• [Aim]: Rewrite the entries starting at the first line and ending at the line containing "item-description: - selecciona el", substituting "item-index" for every instance of "item-number" and keeping everything else the same.

• [Provided entries]:
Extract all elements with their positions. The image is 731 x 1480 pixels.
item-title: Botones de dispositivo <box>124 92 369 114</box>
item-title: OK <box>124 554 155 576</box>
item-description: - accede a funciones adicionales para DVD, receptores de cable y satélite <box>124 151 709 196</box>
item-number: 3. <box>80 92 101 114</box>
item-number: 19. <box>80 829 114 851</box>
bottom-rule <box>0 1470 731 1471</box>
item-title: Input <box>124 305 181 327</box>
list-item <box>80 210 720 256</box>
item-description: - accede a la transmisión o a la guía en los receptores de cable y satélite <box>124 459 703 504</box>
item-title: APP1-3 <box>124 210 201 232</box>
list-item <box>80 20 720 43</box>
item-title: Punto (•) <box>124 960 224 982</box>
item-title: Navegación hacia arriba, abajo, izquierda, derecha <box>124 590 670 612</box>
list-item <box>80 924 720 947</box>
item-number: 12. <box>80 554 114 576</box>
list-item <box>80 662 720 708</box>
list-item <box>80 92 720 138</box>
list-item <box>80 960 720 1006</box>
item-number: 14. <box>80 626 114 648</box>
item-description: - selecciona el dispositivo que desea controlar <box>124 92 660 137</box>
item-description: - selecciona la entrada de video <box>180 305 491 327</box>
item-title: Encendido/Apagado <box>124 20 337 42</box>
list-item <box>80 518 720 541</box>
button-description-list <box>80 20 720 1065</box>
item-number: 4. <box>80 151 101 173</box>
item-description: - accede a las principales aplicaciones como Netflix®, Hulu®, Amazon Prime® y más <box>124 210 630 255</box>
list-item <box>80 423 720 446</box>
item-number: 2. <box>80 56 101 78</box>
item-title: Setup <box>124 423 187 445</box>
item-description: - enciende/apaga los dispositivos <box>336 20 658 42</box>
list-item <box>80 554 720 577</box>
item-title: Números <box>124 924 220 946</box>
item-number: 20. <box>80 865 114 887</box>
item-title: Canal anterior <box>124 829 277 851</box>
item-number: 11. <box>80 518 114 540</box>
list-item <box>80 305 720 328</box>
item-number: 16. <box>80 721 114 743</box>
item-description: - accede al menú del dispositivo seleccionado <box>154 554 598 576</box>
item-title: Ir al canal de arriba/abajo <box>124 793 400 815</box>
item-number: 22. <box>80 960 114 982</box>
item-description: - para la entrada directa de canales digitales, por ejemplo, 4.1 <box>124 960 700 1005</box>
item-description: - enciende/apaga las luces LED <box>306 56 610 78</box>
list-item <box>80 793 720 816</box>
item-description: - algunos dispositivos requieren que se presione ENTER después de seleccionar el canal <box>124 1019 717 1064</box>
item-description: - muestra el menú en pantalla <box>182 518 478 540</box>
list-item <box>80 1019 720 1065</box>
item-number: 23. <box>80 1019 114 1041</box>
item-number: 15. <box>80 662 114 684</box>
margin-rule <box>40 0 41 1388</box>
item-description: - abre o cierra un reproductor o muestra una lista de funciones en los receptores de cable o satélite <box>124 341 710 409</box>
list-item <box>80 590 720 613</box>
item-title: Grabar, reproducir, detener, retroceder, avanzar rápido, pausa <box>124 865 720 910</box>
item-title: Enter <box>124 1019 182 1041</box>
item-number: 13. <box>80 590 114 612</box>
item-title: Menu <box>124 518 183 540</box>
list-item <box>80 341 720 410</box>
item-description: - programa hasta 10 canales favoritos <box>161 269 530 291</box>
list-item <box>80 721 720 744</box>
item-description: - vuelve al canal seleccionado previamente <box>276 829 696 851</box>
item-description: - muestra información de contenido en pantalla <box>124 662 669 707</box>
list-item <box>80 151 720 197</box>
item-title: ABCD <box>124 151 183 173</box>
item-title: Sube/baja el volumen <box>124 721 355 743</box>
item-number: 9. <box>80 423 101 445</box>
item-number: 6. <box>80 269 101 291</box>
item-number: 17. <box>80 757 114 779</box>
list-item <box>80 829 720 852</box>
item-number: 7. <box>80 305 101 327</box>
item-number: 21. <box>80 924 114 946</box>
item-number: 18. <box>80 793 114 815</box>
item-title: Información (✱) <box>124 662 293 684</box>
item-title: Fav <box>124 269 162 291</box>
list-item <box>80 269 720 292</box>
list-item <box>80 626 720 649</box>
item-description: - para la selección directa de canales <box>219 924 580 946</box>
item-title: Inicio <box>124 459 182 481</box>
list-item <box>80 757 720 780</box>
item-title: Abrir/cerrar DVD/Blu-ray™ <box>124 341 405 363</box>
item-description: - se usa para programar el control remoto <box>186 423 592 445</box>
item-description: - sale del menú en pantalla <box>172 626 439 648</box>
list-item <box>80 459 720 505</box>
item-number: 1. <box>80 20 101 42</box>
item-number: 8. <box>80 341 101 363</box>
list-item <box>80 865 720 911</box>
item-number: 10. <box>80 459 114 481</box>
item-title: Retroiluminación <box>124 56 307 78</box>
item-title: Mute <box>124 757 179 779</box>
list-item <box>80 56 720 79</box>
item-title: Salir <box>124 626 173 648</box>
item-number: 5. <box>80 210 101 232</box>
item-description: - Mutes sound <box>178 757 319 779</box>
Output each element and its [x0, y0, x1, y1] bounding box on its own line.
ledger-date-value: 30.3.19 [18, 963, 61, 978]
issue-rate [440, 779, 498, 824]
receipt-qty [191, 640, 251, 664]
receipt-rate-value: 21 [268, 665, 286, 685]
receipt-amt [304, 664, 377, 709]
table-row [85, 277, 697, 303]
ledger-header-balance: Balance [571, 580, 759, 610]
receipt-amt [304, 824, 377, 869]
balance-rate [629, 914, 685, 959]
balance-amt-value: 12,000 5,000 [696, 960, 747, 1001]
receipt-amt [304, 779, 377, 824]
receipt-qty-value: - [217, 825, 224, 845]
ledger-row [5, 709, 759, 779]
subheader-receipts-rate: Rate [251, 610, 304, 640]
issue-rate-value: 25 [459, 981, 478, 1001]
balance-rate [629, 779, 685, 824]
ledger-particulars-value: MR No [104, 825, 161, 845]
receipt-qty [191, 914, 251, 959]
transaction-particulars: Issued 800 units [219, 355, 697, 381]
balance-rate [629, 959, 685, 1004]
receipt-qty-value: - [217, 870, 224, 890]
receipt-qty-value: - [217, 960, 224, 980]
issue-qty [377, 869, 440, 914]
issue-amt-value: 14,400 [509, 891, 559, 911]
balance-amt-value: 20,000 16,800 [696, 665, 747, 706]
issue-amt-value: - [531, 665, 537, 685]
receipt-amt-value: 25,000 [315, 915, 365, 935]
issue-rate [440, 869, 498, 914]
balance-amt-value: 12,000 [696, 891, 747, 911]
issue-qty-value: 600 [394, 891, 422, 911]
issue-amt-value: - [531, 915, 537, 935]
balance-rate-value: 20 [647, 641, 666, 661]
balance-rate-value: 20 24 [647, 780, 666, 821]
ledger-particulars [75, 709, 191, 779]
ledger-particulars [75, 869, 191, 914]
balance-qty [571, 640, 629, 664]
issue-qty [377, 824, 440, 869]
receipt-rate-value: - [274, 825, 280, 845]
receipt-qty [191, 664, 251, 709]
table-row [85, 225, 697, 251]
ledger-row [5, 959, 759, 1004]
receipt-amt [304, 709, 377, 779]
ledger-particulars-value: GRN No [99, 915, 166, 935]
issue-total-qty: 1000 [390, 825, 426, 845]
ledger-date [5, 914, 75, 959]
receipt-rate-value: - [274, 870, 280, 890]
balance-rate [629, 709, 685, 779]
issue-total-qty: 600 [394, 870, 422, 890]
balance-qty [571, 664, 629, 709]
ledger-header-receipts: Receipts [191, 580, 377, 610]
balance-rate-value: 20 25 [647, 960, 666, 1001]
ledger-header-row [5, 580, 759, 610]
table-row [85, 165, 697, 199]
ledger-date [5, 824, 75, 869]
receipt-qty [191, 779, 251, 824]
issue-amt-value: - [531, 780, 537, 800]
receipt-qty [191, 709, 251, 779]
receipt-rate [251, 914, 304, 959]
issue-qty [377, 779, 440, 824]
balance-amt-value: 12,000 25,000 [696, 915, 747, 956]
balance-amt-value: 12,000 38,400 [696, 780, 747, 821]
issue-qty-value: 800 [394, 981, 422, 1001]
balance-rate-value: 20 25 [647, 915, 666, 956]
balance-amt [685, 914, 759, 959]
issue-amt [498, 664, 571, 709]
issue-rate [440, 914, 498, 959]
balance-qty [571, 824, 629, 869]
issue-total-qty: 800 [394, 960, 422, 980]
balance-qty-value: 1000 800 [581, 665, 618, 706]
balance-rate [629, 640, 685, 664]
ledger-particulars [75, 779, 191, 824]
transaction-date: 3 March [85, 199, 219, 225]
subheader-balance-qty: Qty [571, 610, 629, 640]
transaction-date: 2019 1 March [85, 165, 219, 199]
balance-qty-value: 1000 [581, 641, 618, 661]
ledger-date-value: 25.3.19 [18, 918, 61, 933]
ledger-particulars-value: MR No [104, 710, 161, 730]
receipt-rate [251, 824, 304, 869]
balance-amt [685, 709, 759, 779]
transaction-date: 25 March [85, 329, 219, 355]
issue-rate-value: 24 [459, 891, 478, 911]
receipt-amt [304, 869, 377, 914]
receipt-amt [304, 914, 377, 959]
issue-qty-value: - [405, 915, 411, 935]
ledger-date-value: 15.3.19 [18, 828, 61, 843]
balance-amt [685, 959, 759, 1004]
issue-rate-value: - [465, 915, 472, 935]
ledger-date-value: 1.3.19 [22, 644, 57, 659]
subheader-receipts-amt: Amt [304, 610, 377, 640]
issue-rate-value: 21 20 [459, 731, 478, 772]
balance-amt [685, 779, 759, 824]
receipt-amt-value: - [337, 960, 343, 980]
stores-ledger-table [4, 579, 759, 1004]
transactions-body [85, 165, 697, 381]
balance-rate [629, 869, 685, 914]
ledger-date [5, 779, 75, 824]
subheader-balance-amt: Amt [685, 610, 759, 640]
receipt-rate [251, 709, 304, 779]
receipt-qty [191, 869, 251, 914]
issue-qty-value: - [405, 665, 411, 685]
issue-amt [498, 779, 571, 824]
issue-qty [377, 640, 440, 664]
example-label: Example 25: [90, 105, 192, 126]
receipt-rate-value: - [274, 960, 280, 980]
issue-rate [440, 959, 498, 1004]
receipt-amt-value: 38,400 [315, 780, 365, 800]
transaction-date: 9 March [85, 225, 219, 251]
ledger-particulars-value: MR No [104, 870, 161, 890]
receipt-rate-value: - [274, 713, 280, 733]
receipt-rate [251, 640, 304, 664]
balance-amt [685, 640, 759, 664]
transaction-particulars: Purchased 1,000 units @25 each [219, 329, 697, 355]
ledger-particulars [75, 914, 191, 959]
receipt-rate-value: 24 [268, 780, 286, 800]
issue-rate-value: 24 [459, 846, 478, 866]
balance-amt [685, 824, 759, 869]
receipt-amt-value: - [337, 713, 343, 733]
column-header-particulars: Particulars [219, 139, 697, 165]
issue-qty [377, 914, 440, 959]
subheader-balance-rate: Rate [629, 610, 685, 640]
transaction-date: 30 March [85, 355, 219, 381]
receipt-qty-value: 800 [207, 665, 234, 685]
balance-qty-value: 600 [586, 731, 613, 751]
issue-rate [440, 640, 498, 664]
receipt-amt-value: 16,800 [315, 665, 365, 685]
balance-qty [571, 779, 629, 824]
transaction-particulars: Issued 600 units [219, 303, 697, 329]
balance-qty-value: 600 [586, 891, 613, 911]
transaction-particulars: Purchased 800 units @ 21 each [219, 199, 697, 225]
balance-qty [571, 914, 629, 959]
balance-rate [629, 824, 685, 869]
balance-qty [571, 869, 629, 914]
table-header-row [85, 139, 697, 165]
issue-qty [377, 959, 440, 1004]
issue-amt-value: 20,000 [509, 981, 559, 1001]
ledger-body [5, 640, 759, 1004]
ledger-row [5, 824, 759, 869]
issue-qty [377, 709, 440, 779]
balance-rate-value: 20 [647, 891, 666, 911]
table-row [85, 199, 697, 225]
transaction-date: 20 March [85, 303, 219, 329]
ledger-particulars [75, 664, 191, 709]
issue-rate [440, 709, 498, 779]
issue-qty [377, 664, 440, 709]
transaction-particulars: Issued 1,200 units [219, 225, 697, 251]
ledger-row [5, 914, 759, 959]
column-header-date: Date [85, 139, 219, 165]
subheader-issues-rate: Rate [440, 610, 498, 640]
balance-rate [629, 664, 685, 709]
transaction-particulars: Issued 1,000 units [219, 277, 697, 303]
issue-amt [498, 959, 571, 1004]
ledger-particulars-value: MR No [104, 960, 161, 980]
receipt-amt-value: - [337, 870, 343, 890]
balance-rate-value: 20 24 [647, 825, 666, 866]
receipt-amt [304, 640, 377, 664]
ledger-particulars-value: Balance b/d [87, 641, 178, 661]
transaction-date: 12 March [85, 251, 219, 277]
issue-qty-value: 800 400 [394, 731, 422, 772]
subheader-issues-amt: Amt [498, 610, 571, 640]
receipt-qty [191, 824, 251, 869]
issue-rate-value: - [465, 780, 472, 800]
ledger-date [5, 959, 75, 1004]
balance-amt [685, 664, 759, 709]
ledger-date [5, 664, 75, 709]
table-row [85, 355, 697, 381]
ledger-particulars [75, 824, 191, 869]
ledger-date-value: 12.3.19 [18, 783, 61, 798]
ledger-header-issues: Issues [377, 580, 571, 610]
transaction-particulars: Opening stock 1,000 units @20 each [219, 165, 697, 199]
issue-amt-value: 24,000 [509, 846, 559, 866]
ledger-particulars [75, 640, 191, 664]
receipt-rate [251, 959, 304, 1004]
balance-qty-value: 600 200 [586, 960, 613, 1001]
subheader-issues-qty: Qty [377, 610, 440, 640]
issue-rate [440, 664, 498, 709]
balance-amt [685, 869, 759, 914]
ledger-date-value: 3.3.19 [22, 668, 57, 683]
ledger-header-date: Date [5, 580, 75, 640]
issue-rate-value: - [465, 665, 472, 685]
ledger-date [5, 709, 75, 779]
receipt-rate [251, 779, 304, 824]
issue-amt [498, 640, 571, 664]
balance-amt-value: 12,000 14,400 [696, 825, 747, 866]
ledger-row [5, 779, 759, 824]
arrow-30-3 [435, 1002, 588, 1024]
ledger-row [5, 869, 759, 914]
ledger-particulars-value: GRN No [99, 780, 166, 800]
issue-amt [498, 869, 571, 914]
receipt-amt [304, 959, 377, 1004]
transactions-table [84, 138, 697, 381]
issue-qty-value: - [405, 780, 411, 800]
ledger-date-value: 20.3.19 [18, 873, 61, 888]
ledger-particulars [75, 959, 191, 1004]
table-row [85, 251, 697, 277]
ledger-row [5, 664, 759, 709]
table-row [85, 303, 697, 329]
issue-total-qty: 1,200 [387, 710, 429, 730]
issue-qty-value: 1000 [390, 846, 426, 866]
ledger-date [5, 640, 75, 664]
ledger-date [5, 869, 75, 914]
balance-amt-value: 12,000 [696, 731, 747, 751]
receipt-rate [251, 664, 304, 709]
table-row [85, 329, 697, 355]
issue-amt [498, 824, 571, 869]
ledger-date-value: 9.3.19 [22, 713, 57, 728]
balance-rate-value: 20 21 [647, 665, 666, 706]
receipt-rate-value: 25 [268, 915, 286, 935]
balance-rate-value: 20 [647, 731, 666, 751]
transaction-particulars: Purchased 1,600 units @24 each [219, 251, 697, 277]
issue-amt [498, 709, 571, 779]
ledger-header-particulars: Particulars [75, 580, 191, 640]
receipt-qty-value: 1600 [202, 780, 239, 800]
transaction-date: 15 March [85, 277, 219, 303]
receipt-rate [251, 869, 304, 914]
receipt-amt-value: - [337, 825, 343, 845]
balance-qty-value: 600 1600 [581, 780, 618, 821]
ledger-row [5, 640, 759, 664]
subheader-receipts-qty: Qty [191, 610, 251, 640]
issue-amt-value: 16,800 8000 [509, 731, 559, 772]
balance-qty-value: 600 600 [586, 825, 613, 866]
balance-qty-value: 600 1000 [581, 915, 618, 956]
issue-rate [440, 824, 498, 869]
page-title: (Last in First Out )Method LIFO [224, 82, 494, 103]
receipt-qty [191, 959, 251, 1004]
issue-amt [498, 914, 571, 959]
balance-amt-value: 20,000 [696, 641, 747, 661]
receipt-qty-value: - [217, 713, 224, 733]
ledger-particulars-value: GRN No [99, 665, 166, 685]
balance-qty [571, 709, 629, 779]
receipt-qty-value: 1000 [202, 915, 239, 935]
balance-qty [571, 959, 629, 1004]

• [Expected output]:
Extract all elements with their positions. The image is 731 x 1480 pixels.
item-title: Botones de dispositivo <box>124 92 369 114</box>
item-title: OK <box>124 554 155 576</box>
item-description: - accede a funciones adicionales para DVD, receptores de cable y satélite <box>124 151 709 196</box>
item-index: 3. <box>80 92 101 114</box>
item-index: 19. <box>80 829 114 851</box>
bottom-rule <box>0 1470 731 1471</box>
item-title: Input <box>124 305 181 327</box>
list-item <box>80 210 720 256</box>
item-description: - accede a la transmisión o a la guía en los receptores de cable y satélite <box>124 459 703 504</box>
item-title: APP1-3 <box>124 210 201 232</box>
list-item <box>80 20 720 43</box>
item-title: Punto (•) <box>124 960 224 982</box>
item-title: Navegación hacia arriba, abajo, izquierda, derecha <box>124 590 670 612</box>
list-item <box>80 924 720 947</box>
item-index: 12. <box>80 554 114 576</box>
list-item <box>80 662 720 708</box>
list-item <box>80 92 720 138</box>
list-item <box>80 960 720 1006</box>
item-index: 14. <box>80 626 114 648</box>
item-description: - selecciona el dispositivo que desea controlar <box>124 92 660 137</box>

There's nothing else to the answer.